Goal - Report every line in the listing below where the string "между" shows up.

Saved data entries:
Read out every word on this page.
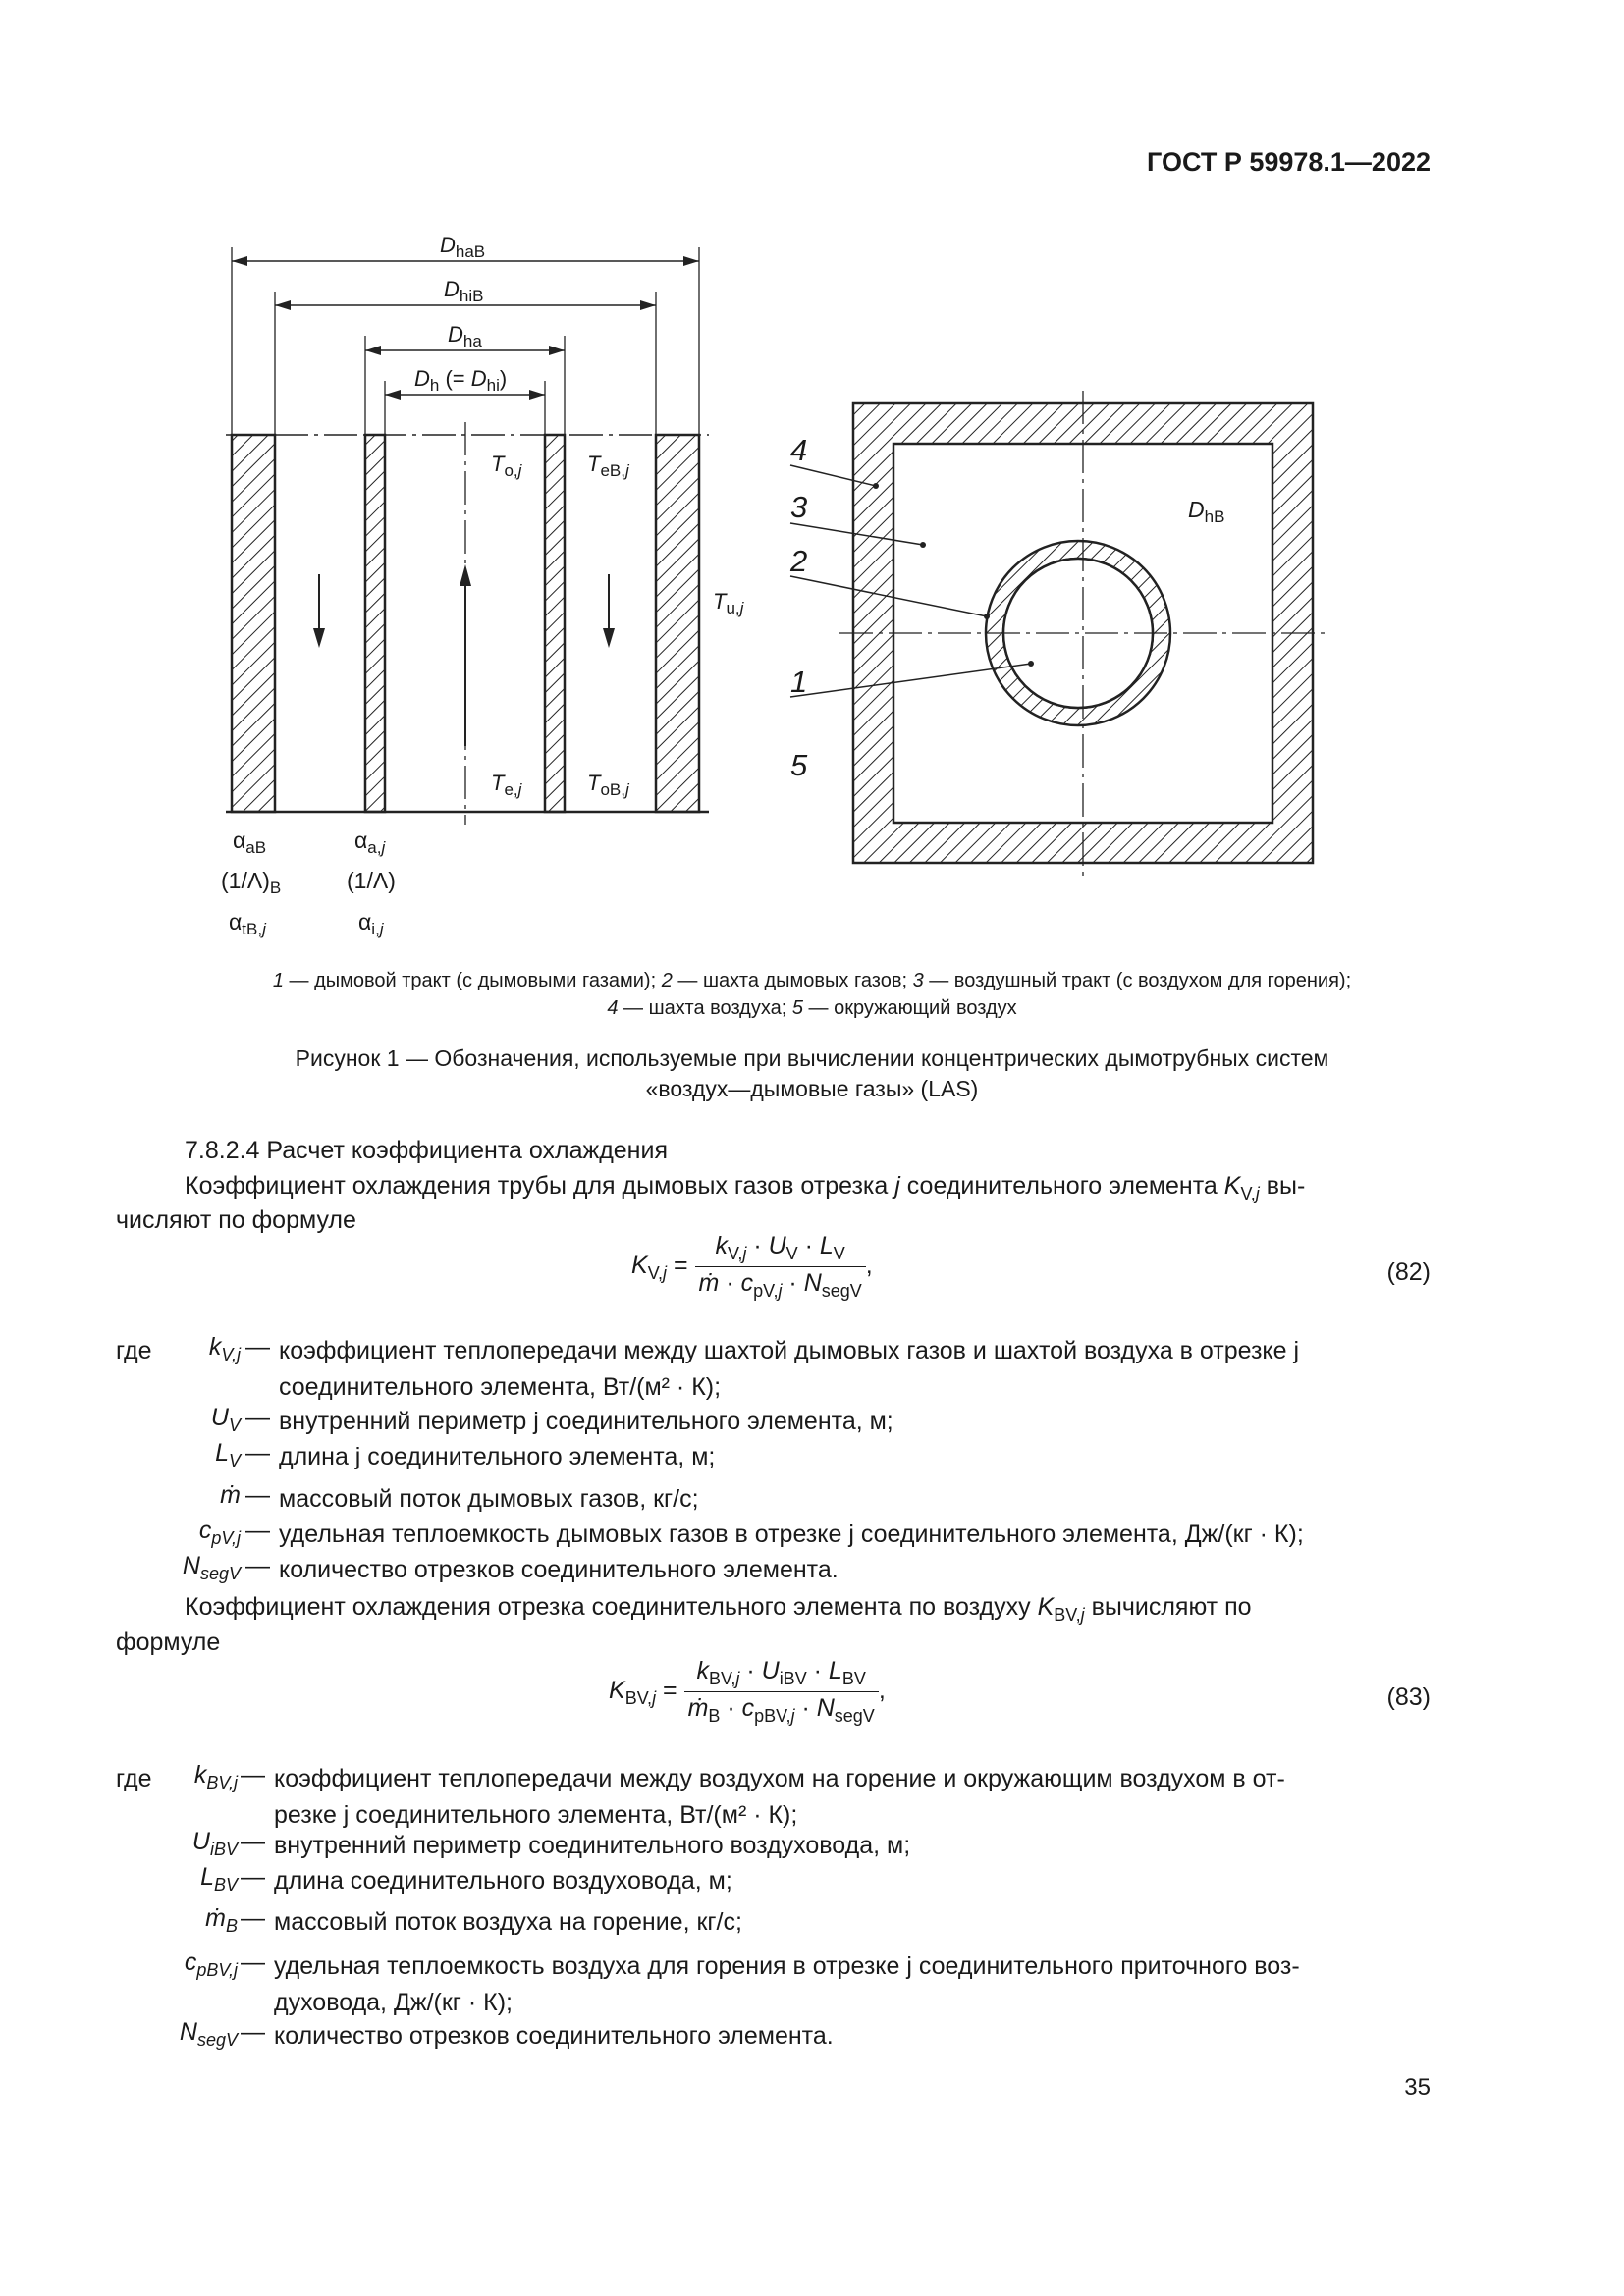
ГОСТ Р 59978.1—2022
$D_{haB}$
$D_{hiB}$
$D_{ha}$
$D_h$ (= $D_{hi}$)
$T_{o,}j$	$T_{eB,}j$
$T_{u,}j$
$T_{e,}j$	$T_{oB,}j$
$\alpha_{aB}$
$(1/\Lambda)_B$
$\alpha_{tB,}j$
$\alpha_{a,}j$
(1/Λ)
$\alpha_{i,}j$
4
3
2
1
5
$D_{hB}$
1 — дымовой тракт (с дымовыми газами); 2 — шахта дымовых газов; 3 — воздушный тракт (с воздухом для горения);
4 — шахта воздуха; 5 — окружающий воздух
Рисунок 1 — Обозначения, используемые при вычислении концентрических дымотрубных систем
«воздух—дымовые газы» (LAS)
7.8.2.4 Расчет коэффициента охлаждения
Коэффициент охлаждения трубы для дымовых газов отрезка j соединительного элемента $K_{V,j}$ вы-
числяют по формуле
$K_{V,j} = \frac{k_{V,j} \cdot U_V \cdot L_V}{ṁ \cdot c_{pV,j} \cdot N_{segV}}$ ,	(82)
где	$k_{V,j}$ — коэффициент теплопередачи между шахтой дымовых газов и шахтой воздуха в отрезке j
соединительного элемента, Вт/(м² · К);
$U_V$ — внутренний периметр j соединительного элемента, м;
$L_V$ — длина j соединительного элемента, м;
ṁ — массовый поток дымовых газов, кг/с;
$c_{pV,j}$ — удельная теплоемкость дымовых газов в отрезке j соединительного элемента, Дж/(кг · К);
$N_{segV}$ — количество отрезков соединительного элемента.
Коэффициент охлаждения отрезка соединительного элемента по воздуху $K_{BV,j}$ вычисляют по
формуле
$K_{BV,j} = \frac{k_{BV,j} \cdot U_{iBV} \cdot L_{BV}}{ṁ_B \cdot c_{pBV,j} \cdot N_{segV}}$ ,	(83)
где	$k_{BV,j}$ — коэффициент теплопередачи между воздухом на горение и окружающим воздухом в от-
резке j соединительного элемента, Вт/(м² · К);
$U_{iBV}$ — внутренний периметр соединительного воздуховода, м;
$L_{BV}$ — длина соединительного воздуховода, м;
ṁ$_B$ — массовый поток воздуха на горение, кг/с;
$c_{pBV,j}$ — удельная теплоемкость воздуха для горения в отрезке j соединительного приточного воз-
духовода, Дж/(кг · К);
$N_{segV}$ — количество отрезков соединительного элемента.
35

Exercise solution -
где	$k_{V,j}$ — коэффициент теплопередачи между шахтой дымовых газов и шахтой воздуха в отрезке j
где	$k_{BV,j}$ — коэффициент теплопередачи между воздухом на горение и окружающим воздухом в от-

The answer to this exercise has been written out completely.